### [What needs to be done]
Go through the entries below and pick out every line with "panel".

:: Provided data ::

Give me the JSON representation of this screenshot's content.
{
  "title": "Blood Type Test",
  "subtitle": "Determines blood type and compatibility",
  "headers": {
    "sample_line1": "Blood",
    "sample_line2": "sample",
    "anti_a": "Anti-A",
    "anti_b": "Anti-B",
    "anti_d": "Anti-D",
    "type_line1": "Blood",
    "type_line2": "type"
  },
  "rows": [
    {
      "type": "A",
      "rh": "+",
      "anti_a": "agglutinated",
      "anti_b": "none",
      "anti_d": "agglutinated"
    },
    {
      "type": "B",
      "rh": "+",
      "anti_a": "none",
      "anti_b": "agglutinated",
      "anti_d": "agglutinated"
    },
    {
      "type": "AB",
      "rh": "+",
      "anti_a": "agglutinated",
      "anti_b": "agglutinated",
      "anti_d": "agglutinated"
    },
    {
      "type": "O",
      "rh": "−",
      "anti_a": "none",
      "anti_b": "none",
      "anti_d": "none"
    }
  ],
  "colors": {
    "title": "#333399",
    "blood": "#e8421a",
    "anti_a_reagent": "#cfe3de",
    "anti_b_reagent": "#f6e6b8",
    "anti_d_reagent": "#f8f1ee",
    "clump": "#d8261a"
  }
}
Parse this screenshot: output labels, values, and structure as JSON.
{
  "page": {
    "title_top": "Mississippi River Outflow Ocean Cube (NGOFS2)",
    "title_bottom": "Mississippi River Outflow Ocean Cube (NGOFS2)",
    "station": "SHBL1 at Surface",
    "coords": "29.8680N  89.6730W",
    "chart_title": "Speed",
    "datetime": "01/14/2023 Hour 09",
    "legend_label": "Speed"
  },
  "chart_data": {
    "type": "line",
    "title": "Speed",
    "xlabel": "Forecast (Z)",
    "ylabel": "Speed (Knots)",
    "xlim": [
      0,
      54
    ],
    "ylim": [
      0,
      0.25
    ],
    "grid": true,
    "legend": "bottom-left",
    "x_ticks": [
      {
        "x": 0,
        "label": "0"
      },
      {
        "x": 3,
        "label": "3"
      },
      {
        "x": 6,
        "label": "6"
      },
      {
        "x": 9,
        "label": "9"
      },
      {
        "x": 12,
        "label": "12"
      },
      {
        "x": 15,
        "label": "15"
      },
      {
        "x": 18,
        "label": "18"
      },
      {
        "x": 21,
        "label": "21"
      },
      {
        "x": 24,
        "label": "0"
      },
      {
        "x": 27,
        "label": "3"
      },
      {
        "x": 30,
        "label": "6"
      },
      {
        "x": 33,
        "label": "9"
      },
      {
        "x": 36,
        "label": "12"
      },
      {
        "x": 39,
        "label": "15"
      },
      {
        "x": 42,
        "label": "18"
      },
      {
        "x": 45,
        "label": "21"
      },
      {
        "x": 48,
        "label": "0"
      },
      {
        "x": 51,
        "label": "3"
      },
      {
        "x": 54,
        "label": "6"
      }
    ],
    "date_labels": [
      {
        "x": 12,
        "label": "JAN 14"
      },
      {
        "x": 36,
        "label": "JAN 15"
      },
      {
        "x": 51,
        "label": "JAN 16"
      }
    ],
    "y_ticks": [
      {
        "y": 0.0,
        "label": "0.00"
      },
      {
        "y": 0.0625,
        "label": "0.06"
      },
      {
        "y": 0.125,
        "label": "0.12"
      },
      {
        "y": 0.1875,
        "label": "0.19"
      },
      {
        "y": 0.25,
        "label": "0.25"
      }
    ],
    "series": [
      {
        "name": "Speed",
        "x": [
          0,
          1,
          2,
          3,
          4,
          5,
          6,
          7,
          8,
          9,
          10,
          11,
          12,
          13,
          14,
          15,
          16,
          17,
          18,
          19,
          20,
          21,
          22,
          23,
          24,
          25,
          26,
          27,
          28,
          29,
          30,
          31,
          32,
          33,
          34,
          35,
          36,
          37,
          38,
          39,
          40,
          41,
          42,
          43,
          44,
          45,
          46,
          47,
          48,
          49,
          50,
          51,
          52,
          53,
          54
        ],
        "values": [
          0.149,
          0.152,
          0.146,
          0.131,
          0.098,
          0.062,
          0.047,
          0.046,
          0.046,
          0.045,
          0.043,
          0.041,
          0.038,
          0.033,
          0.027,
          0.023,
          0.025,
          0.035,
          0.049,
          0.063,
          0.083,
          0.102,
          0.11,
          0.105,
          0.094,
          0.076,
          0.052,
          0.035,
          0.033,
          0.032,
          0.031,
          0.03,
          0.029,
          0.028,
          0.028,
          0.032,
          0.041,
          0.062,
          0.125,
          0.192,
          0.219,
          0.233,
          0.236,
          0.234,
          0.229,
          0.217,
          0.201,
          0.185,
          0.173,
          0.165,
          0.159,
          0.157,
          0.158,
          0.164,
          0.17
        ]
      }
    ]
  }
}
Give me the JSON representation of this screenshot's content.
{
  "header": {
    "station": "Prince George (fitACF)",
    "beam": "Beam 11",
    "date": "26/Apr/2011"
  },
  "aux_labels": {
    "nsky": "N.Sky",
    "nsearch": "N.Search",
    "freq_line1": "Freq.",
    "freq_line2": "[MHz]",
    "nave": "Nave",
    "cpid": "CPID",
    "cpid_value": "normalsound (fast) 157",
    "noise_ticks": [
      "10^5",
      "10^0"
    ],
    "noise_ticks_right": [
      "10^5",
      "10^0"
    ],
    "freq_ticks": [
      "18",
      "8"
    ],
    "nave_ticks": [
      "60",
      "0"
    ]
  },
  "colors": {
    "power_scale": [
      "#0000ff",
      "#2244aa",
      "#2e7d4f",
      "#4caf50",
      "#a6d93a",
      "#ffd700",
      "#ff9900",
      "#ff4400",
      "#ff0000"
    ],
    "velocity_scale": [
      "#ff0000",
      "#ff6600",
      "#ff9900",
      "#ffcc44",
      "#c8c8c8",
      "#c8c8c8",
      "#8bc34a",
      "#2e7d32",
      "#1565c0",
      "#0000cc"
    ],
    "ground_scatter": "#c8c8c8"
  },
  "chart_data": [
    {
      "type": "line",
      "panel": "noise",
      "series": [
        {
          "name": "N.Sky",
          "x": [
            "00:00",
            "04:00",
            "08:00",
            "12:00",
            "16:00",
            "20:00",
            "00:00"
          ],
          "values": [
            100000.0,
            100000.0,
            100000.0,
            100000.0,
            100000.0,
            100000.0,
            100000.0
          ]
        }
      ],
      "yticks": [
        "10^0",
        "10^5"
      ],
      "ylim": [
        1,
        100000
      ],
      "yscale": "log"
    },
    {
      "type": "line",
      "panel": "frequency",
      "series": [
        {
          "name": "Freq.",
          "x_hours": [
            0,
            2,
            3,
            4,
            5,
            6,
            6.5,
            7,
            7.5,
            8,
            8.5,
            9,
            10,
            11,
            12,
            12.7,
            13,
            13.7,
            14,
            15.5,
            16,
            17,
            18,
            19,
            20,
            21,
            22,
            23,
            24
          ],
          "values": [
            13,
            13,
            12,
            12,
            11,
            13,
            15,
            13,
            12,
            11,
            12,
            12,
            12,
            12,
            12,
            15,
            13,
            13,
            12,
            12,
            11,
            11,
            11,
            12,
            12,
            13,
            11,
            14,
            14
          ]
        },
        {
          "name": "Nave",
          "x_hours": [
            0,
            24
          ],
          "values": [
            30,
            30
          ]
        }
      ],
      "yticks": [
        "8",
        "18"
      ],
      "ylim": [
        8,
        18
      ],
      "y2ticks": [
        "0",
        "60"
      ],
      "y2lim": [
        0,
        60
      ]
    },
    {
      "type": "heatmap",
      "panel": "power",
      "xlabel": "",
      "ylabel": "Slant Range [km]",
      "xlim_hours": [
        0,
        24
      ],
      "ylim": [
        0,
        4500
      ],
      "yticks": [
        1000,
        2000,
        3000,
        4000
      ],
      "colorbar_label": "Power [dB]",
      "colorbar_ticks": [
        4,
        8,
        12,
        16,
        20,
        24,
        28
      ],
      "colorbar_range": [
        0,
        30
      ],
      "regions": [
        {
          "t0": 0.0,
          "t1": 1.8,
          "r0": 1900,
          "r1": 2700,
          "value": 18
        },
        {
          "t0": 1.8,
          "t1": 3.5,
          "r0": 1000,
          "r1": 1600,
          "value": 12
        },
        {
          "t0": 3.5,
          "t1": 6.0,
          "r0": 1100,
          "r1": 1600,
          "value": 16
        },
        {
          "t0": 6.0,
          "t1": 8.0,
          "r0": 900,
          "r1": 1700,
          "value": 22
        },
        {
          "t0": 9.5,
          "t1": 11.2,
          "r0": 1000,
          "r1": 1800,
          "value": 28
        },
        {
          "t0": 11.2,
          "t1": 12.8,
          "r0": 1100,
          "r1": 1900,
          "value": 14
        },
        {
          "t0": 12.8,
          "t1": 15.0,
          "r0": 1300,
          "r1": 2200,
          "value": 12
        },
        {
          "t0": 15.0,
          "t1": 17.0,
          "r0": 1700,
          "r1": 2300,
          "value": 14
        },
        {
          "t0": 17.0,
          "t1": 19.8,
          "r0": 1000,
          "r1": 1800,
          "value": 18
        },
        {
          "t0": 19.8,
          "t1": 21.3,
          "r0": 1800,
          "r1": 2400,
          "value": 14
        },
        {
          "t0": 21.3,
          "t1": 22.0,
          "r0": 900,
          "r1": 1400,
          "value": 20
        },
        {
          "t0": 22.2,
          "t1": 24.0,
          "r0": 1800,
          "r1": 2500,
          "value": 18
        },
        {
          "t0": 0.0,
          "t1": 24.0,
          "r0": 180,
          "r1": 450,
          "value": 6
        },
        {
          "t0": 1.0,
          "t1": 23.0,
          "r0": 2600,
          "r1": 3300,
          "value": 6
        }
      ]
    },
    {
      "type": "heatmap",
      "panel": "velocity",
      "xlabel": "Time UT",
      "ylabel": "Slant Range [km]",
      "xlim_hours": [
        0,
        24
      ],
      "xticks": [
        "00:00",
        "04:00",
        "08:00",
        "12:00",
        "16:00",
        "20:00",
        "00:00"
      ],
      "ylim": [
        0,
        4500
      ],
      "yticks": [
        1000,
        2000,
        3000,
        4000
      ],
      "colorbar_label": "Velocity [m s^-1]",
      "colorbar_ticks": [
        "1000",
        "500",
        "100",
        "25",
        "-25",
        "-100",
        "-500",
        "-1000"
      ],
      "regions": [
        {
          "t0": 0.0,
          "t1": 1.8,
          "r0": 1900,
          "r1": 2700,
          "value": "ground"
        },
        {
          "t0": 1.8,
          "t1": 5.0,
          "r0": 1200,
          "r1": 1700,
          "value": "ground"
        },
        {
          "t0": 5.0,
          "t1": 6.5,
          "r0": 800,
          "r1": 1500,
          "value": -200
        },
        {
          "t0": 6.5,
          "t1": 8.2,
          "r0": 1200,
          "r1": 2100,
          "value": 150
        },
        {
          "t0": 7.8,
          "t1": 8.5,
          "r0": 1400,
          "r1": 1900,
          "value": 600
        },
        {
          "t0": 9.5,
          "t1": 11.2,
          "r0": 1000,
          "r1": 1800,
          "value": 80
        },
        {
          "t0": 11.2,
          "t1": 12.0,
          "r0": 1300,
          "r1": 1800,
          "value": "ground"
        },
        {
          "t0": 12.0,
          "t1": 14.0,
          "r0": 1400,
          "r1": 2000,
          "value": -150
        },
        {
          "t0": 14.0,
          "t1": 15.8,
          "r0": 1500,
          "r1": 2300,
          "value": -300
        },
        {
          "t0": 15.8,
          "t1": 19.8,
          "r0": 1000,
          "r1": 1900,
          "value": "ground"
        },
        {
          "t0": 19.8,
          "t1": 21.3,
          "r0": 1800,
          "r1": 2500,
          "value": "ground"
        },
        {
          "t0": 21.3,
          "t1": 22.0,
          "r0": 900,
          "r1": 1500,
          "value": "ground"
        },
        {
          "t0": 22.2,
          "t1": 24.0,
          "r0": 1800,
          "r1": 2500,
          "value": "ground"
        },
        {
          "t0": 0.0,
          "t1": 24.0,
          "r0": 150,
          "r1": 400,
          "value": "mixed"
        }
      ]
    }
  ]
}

:::

### [Result below]
      "panel": "noise",
      "panel": "frequency",
      "panel": "power",
      "panel": "velocity",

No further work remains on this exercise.